Input material
* * *
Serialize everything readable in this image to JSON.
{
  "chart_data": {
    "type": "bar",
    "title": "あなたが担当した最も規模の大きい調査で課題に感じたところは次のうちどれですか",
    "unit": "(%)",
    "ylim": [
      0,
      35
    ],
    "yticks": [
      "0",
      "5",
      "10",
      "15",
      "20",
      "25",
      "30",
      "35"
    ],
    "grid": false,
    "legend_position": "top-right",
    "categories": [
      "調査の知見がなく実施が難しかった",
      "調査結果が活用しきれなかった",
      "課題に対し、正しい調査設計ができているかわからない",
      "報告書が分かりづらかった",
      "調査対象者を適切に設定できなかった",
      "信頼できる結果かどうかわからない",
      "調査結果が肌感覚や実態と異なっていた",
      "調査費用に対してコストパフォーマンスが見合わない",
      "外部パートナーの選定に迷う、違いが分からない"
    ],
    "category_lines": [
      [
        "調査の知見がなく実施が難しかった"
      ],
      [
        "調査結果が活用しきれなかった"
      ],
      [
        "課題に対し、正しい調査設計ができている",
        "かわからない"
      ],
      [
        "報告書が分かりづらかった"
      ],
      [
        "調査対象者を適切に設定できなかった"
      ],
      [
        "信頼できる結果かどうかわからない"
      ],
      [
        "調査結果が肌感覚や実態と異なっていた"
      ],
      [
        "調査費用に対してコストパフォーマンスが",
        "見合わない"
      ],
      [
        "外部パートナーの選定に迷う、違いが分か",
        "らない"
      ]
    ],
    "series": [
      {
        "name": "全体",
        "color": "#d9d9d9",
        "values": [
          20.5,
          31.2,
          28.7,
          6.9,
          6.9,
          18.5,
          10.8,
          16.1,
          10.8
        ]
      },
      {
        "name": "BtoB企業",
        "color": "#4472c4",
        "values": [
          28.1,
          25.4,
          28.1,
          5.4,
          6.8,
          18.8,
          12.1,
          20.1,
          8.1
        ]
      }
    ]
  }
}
* * *
Repeat the material above in full, keeping every word.

Full solution
Serialize everything readable in this image to JSON.
{
  "chart_data": {
    "type": "bar",
    "title": "あなたが担当した最も規模の大きい調査で課題に感じたところは次のうちどれですか",
    "unit": "(%)",
    "ylim": [
      0,
      35
    ],
    "yticks": [
      "0",
      "5",
      "10",
      "15",
      "20",
      "25",
      "30",
      "35"
    ],
    "grid": false,
    "legend_position": "top-right",
    "categories": [
      "調査の知見がなく実施が難しかった",
      "調査結果が活用しきれなかった",
      "課題に対し、正しい調査設計ができているかわからない",
      "報告書が分かりづらかった",
      "調査対象者を適切に設定できなかった",
      "信頼できる結果かどうかわからない",
      "調査結果が肌感覚や実態と異なっていた",
      "調査費用に対してコストパフォーマンスが見合わない",
      "外部パートナーの選定に迷う、違いが分からない"
    ],
    "category_lines": [
      [
        "調査の知見がなく実施が難しかった"
      ],
      [
        "調査結果が活用しきれなかった"
      ],
      [
        "課題に対し、正しい調査設計ができている",
        "かわからない"
      ],
      [
        "報告書が分かりづらかった"
      ],
      [
        "調査対象者を適切に設定できなかった"
      ],
      [
        "信頼できる結果かどうかわからない"
      ],
      [
        "調査結果が肌感覚や実態と異なっていた"
      ],
      [
        "調査費用に対してコストパフォーマンスが",
        "見合わない"
      ],
      [
        "外部パートナーの選定に迷う、違いが分か",
        "らない"
      ]
    ],
    "series": [
      {
        "name": "全体",
        "color": "#d9d9d9",
        "values": [
          20.5,
          31.2,
          28.7,
          6.9,
          6.9,
          18.5,
          10.8,
          16.1,
          10.8
        ]
      },
      {
        "name": "BtoB企業",
        "color": "#4472c4",
        "values": [
          28.1,
          25.4,
          28.1,
          5.4,
          6.8,
          18.8,
          12.1,
          20.1,
          8.1
        ]
      }
    ]
  }
}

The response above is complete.